* Begin *

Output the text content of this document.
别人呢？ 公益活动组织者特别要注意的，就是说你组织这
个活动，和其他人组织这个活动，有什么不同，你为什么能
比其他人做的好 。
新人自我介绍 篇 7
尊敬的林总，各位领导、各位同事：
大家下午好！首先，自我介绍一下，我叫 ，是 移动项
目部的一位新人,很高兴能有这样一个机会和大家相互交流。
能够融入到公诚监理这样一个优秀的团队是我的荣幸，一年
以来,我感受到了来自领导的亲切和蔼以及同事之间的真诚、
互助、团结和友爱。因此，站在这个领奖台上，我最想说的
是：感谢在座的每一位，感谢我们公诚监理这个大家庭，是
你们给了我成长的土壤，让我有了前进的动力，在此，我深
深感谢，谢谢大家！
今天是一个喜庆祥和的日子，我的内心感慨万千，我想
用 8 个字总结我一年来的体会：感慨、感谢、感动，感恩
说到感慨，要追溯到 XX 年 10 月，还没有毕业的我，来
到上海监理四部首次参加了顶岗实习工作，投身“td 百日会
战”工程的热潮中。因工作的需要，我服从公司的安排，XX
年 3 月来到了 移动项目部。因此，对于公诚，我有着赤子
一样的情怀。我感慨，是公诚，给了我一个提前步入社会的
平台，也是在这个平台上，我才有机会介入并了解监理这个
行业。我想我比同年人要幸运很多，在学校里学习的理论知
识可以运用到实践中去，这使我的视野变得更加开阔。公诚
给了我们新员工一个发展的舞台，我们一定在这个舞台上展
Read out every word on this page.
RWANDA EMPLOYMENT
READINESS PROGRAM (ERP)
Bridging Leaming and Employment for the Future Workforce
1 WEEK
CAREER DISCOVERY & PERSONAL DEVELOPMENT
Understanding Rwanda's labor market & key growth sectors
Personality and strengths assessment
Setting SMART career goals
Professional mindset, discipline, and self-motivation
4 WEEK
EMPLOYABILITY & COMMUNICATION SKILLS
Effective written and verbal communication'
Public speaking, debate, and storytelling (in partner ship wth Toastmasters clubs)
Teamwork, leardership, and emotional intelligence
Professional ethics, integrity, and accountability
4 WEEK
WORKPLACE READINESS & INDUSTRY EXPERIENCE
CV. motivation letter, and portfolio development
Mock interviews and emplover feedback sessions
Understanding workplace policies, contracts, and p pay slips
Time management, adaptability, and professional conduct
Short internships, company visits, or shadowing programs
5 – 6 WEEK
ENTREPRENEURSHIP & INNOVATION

* End *

Set problem:
Copy out each line of the data where the string "Understanding" appears.

Task answer:
Understanding Rwanda's labor market & key growth sectors
Understanding workplace policies, contracts, and p pay slips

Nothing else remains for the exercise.